▶ _Document passage_:
-----
Next Generation Video Codecs in Action


Next Generation Video Codecs in Action

Zipstream’s tactical video and situation awareness advantages

4K and Ultra High Definition (UHD) video content has approximately four times the resolution (4 times the number of actual pixels) of 1080p full HD. 1080p content has more than twice than 720p resolution. Add audio, metadata, potential multiple camera streams and you’ll soon be asking how you can deliver such high resolution over limited bandwidth connections or simply how to reduce storage costs.

Next-generation video codecs are most certainly the best opportunity, but you will quickly realize that specific implementation matched to use cases is significant.

First responders and tactical video

First responders represent a growing class of technical users that use “tactical” video for live and forensic review applications. The Video Quality in Public Safety (VQIPS) working group of the Department of Homeland Security Science and Technology Directorate (DHS S+T) provides guidance on how to deploy mission-oriented video streaming to the Next Generation First Responder.

“If we were able to track [first responder] status using technology tools, the on scene commanders would know what is happening in real time,” according to Paramedic Don MacGarry of Loudon County Fire and Rescue in Virginia.
-----
▶ _Dataset rows_:
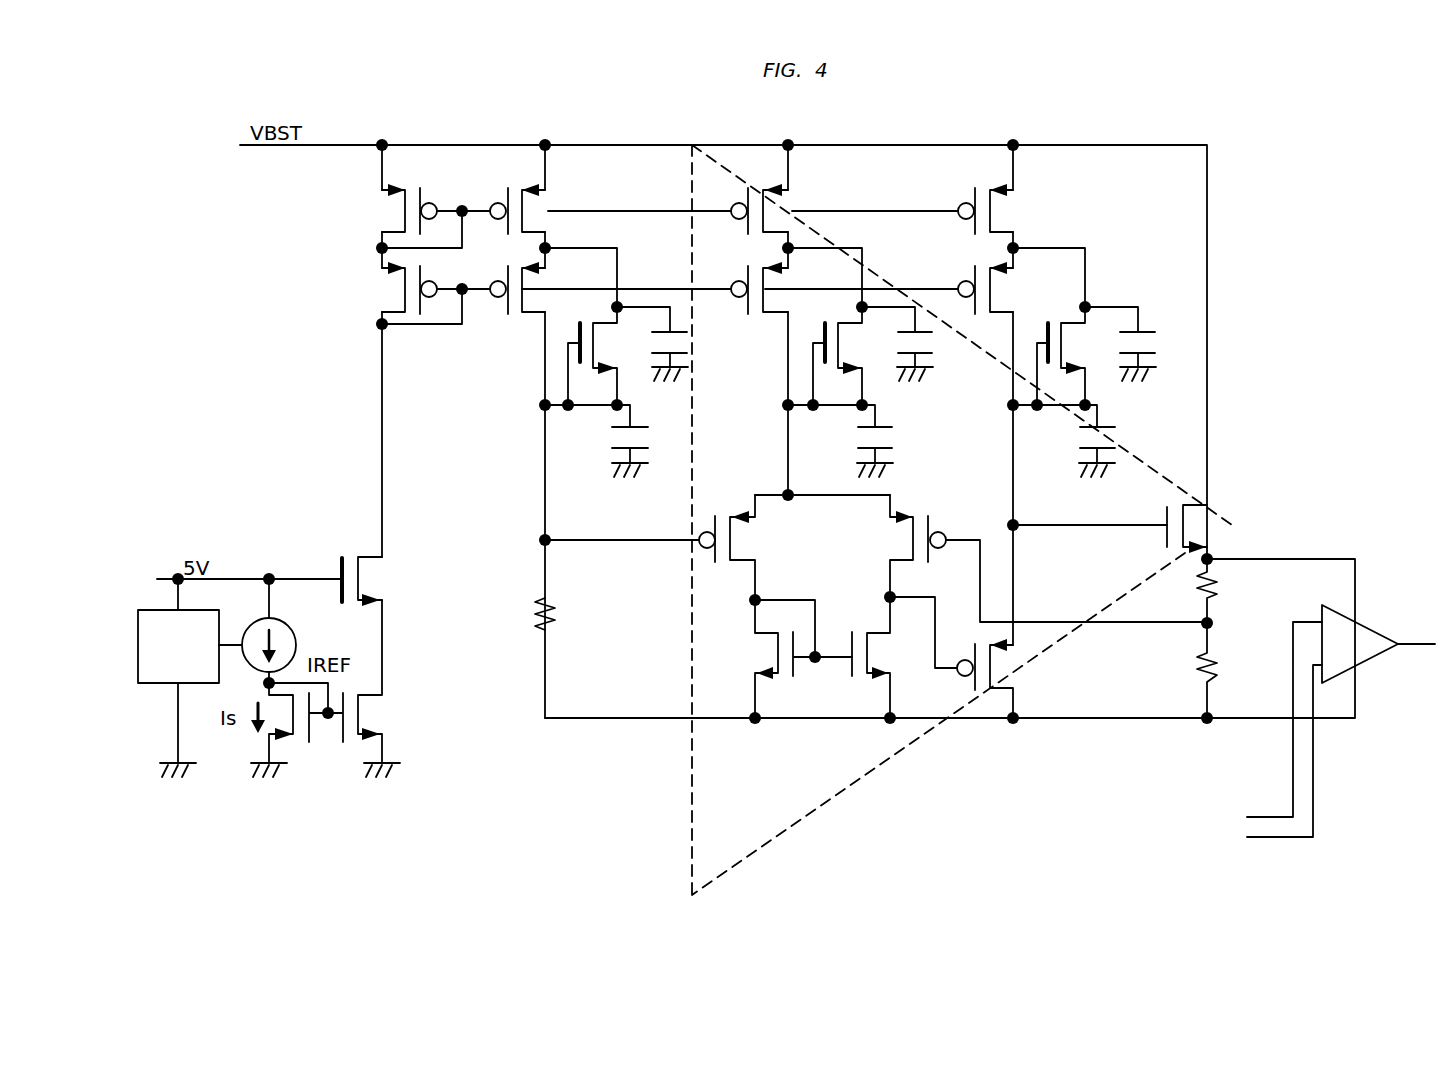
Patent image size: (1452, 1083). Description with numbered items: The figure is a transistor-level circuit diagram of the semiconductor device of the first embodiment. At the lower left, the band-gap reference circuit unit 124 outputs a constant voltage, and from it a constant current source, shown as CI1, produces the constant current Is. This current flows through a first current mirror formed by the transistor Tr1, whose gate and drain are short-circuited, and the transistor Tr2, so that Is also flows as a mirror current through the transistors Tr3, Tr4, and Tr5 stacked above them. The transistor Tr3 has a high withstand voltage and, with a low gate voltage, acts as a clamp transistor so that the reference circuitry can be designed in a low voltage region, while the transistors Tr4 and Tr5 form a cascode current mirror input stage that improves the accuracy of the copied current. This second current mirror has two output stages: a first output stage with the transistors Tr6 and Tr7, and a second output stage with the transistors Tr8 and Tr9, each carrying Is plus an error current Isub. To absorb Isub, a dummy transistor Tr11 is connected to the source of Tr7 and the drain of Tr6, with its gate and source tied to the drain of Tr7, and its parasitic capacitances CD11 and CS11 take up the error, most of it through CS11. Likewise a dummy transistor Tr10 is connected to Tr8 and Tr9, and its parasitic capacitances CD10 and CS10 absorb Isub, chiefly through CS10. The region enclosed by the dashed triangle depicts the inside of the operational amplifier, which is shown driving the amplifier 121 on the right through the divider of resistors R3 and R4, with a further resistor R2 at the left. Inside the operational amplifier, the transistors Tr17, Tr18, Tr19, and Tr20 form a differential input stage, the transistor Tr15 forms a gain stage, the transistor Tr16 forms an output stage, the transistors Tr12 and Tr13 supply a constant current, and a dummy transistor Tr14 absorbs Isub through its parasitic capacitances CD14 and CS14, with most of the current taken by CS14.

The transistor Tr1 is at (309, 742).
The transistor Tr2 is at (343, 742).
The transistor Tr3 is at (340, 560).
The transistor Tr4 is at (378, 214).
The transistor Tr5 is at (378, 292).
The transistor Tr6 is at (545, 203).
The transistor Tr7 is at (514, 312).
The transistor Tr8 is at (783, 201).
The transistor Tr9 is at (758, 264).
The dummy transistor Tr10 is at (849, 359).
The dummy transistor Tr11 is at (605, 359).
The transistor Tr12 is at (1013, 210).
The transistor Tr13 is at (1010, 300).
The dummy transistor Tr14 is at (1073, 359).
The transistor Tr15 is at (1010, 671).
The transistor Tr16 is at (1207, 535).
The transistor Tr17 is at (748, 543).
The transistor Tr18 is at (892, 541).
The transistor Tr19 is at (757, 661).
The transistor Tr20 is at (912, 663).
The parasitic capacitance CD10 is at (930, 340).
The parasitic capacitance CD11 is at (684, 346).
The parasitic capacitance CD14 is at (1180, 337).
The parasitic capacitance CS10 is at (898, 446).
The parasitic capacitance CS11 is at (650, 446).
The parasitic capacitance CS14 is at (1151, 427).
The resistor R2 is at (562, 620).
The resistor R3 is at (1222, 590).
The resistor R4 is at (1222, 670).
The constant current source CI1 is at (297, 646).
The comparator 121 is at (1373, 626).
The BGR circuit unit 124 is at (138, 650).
-----
▶ _Things to do_:
1. The article on next-generation video codecs names things that, on top of high-resolution video, make it harder to deliver. List each of them.
2. Answer these questions from the article on next-generation video codecs:
(a) About how many times the number of actual pixels of 1080p full HD does 4K and UHD content have?
(b) Which working group gives guidance on deploying mission-oriented video streaming to the Next Generation First Responder?
(c) What organization is Paramedic Don MacGarry with?
3. Write the next part of the article on next-generation video codecs, picking up after the quote from Paramedic Don MacGarry.

▶ _Written answers_:
1.
- Audio
- Metadata
- Potential multiple camera streams

2.
(a) About four times.
(b) The Video Quality in Public Safety (VQIPS) working group of the Department of Homeland Security Science and Technology Directorate (DHS S+T).
(c) Loudon County Fire and Rescue in Virginia.

3.
If a police office has a tactical video stream of where an active shooter is, they will have a better chance at directing the appropriate response and saving lives. Advanced thermal imaging network cameras can also deliver temperature information in addition to the video stream. Having improved situation awareness during a fire is essential for placing assets, including what side of the building is burning and what openings are available.

Next generation codecs make it possible to deliver mission-critical video streaming at reduced bitrates. Axis Communications Zipstream technology is one example of an efficient codec that makes it possible to use higher resolution and increase forensic detail, while reducing storage cost and enabling longer recordings. The core competence of a next generation codec is the ability to enable high bit rate in scenes with significant detail in combination with low bit rate when the scene is relatively static.

Crime fighting Tactical Video Intelligence

In another city, a specialized team of law enforcement professionals just received intelligence of a new “crib” potentially nearby, where illegal narcotics and weapons are being stored. Two members of the city’s gang violence reduction unit start a tour and soon receive a “hit” off a fixed surveillance camera with a built-in license plate recognition (LPR) application and connected to the NCIC [1].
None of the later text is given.